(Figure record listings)
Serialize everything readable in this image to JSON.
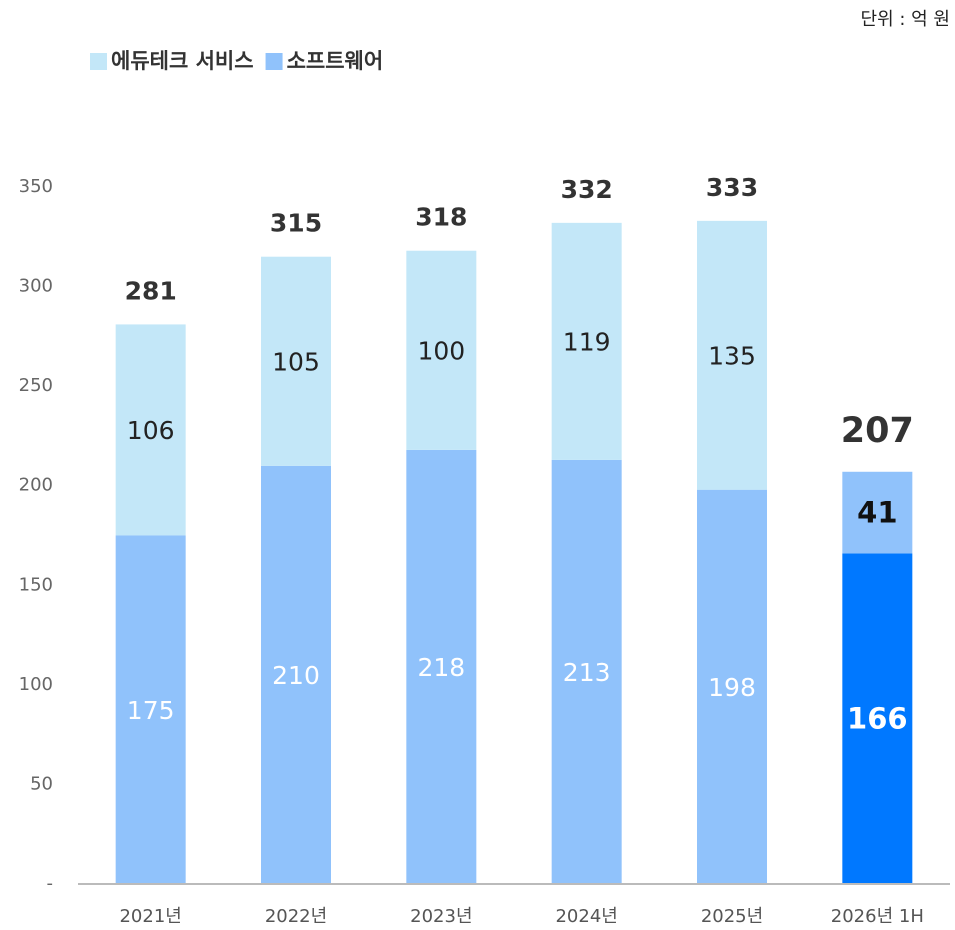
{
  "chart_data": {
    "type": "stacked_bar",
    "unit_note": "단위 : 억 원",
    "categories": [
      "2021년",
      "2022년",
      "2023년",
      "2024년",
      "2025년",
      "2026년 1H"
    ],
    "series": [
      {
        "name": "소프트웨어",
        "color": "#90c2fb",
        "colors": [
          "#90c2fb",
          "#90c2fb",
          "#90c2fb",
          "#90c2fb",
          "#90c2fb",
          "#0078ff"
        ],
        "values": [
          175,
          210,
          218,
          213,
          198,
          166
        ]
      },
      {
        "name": "에듀테크 서비스",
        "color": "#c3e7f8",
        "colors": [
          "#c3e7f8",
          "#c3e7f8",
          "#c3e7f8",
          "#c3e7f8",
          "#c3e7f8",
          "#90c2fb"
        ],
        "values": [
          106,
          105,
          100,
          119,
          135,
          41
        ]
      }
    ],
    "totals": [
      281,
      315,
      318,
      332,
      333,
      207
    ],
    "ylim": [
      0,
      350
    ],
    "yticks": [
      {
        "value": 0,
        "label": "-"
      },
      50,
      100,
      150,
      200,
      250,
      300,
      350
    ],
    "legend": "top-left"
  }
}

■ **What to do**:
Quote the records in their entirety, keeping the wording exact and excluding pictures.

■ **Solution to the problem**:
Serialize everything readable in this image to JSON.
{
  "chart_data": {
    "type": "stacked_bar",
    "unit_note": "단위 : 억 원",
    "categories": [
      "2021년",
      "2022년",
      "2023년",
      "2024년",
      "2025년",
      "2026년 1H"
    ],
    "series": [
      {
        "name": "소프트웨어",
        "color": "#90c2fb",
        "colors": [
          "#90c2fb",
          "#90c2fb",
          "#90c2fb",
          "#90c2fb",
          "#90c2fb",
          "#0078ff"
        ],
        "values": [
          175,
          210,
          218,
          213,
          198,
          166
        ]
      },
      {
        "name": "에듀테크 서비스",
        "color": "#c3e7f8",
        "colors": [
          "#c3e7f8",
          "#c3e7f8",
          "#c3e7f8",
          "#c3e7f8",
          "#c3e7f8",
          "#90c2fb"
        ],
        "values": [
          106,
          105,
          100,
          119,
          135,
          41
        ]
      }
    ],
    "totals": [
      281,
      315,
      318,
      332,
      333,
      207
    ],
    "ylim": [
      0,
      350
    ],
    "yticks": [
      {
        "value": 0,
        "label": "-"
      },
      50,
      100,
      150,
      200,
      250,
      300,
      350
    ],
    "legend": "top-left"
  }
}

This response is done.